### DIRECTIONS FOR THIS TASK
Reproduce exactly the final portion of the data: every line from the one containing "What's the underlying" through the last line, inclusive.

>> begin SOURCE RECORDS

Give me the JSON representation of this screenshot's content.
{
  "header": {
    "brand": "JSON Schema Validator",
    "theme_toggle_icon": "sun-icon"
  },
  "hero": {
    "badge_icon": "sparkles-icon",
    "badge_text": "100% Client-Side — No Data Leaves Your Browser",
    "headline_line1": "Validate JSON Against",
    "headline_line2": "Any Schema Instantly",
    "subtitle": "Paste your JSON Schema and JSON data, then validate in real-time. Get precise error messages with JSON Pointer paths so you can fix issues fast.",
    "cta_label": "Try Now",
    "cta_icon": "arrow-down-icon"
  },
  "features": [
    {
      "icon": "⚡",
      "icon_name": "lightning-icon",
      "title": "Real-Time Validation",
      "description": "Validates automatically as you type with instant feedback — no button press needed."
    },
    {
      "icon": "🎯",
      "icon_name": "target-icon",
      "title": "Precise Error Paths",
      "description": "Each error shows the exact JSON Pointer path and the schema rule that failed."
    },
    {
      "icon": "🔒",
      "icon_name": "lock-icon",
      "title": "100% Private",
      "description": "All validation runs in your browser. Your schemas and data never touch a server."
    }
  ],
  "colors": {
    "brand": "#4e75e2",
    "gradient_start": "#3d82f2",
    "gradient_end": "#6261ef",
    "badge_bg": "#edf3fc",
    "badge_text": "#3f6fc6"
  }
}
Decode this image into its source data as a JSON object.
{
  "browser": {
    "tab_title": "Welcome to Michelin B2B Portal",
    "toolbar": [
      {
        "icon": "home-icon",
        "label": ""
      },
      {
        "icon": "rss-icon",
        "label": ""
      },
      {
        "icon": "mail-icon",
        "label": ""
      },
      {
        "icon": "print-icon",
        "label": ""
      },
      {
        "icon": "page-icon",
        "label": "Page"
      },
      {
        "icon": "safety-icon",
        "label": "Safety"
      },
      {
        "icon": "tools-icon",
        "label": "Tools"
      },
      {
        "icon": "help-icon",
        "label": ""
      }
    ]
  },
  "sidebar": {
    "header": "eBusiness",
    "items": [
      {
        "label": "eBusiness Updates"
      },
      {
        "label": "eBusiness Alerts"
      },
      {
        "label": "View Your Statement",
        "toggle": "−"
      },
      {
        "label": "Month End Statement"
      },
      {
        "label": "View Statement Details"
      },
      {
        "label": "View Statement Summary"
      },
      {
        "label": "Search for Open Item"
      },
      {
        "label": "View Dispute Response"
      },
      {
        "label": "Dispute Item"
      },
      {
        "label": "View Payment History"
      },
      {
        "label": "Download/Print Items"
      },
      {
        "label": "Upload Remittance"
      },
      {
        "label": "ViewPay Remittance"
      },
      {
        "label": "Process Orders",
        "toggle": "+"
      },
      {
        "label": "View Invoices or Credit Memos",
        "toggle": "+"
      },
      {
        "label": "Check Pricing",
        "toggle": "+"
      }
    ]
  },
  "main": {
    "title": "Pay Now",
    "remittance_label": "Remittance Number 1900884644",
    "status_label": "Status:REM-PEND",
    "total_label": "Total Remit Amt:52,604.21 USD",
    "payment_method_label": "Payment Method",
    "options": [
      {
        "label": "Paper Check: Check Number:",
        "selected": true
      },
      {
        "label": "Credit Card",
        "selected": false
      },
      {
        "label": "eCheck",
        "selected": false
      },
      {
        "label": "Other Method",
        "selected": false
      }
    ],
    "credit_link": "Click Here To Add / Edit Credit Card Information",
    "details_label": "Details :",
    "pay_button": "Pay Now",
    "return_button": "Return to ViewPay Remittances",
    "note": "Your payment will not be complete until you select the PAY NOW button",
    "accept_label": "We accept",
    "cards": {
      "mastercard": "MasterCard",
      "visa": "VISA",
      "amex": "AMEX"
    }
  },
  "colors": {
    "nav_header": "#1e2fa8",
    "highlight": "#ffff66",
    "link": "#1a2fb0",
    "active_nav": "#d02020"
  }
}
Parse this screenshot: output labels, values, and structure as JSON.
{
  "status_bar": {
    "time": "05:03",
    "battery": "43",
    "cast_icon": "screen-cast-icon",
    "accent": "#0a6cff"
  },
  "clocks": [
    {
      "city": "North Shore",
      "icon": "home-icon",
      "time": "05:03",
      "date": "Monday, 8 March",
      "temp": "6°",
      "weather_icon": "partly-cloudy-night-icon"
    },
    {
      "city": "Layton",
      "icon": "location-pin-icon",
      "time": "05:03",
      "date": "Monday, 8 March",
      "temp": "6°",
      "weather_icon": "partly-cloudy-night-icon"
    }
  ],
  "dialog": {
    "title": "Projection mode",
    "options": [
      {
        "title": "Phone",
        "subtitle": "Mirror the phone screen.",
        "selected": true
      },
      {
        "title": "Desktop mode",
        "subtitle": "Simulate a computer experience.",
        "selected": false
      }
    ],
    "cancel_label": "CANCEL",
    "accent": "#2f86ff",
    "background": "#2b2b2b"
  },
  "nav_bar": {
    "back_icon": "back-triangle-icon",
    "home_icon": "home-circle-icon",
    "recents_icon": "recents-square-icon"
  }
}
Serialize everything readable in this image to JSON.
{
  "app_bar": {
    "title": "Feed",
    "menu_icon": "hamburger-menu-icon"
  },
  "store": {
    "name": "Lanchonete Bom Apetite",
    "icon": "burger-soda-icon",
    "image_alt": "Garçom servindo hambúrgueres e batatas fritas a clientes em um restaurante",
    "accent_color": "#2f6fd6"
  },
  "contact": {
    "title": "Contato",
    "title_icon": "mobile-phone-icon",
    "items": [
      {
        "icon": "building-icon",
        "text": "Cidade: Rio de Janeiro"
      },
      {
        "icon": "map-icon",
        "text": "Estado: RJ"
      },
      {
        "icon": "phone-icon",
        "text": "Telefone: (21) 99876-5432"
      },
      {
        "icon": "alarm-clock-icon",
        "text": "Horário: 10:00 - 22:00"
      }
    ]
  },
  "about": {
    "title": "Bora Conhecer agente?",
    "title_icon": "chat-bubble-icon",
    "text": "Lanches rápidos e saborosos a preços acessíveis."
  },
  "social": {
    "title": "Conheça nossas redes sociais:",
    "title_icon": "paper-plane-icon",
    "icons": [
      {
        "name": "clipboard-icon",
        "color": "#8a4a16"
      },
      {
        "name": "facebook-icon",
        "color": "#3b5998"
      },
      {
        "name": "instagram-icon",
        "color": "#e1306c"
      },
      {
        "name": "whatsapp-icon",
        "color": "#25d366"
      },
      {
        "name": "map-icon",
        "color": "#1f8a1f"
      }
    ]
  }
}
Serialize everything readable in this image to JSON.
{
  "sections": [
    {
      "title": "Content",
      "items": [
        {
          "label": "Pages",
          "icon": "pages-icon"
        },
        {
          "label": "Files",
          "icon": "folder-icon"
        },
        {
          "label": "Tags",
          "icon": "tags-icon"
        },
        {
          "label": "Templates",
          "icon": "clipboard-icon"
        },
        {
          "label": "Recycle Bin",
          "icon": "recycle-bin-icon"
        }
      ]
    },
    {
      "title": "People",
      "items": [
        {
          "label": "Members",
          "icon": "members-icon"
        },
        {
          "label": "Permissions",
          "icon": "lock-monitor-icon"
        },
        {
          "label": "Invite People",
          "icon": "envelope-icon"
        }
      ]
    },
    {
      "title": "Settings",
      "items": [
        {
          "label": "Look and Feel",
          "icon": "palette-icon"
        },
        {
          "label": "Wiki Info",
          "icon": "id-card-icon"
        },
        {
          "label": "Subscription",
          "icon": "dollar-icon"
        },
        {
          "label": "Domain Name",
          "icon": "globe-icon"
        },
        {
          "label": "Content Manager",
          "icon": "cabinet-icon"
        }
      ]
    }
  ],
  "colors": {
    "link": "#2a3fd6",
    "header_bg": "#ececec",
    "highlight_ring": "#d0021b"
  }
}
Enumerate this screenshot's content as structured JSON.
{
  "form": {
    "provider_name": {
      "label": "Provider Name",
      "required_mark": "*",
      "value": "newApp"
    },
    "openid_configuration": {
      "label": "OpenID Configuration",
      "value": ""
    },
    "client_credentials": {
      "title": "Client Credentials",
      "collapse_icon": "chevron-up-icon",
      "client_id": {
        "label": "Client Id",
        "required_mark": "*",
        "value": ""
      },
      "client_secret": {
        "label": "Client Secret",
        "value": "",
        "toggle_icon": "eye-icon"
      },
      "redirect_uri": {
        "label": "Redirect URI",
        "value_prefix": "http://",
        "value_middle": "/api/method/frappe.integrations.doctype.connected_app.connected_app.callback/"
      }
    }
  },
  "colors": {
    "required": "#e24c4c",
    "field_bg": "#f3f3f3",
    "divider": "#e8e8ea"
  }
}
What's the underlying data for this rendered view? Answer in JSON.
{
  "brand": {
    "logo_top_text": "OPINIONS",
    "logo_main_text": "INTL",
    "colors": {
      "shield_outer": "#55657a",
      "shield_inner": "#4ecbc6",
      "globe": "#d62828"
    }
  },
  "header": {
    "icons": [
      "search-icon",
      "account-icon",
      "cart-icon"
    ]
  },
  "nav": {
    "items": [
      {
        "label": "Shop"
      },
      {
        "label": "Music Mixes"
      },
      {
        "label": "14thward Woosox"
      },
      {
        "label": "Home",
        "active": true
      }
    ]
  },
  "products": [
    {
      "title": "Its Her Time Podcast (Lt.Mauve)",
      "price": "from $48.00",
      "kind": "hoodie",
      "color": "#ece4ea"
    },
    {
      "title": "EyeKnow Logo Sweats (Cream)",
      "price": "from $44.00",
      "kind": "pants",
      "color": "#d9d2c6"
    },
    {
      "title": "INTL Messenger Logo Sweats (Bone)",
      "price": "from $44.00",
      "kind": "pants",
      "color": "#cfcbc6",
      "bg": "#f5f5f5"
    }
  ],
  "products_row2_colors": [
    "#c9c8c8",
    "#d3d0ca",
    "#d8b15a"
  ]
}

>> end SOURCE RECORDS

### ANSWER FOR THE TASK
What's the underlying data for this rendered view? Answer in JSON.
{
  "brand": {
    "logo_top_text": "OPINIONS",
    "logo_main_text": "INTL",
    "colors": {
      "shield_outer": "#55657a",
      "shield_inner": "#4ecbc6",
      "globe": "#d62828"
    }
  },
  "header": {
    "icons": [
      "search-icon",
      "account-icon",
      "cart-icon"
    ]
  },
  "nav": {
    "items": [
      {
        "label": "Shop"
      },
      {
        "label": "Music Mixes"
      },
      {
        "label": "14thward Woosox"
      },
      {
        "label": "Home",
        "active": true
      }
    ]
  },
  "products": [
    {
      "title": "Its Her Time Podcast (Lt.Mauve)",
      "price": "from $48.00",
      "kind": "hoodie",
      "color": "#ece4ea"
    },
    {
      "title": "EyeKnow Logo Sweats (Cream)",
      "price": "from $44.00",
      "kind": "pants",
      "color": "#d9d2c6"
    },
    {
      "title": "INTL Messenger Logo Sweats (Bone)",
      "price": "from $44.00",
      "kind": "pants",
      "color": "#cfcbc6",
      "bg": "#f5f5f5"
    }
  ],
  "products_row2_colors": [
    "#c9c8c8",
    "#d3d0ca",
    "#d8b15a"
  ]
}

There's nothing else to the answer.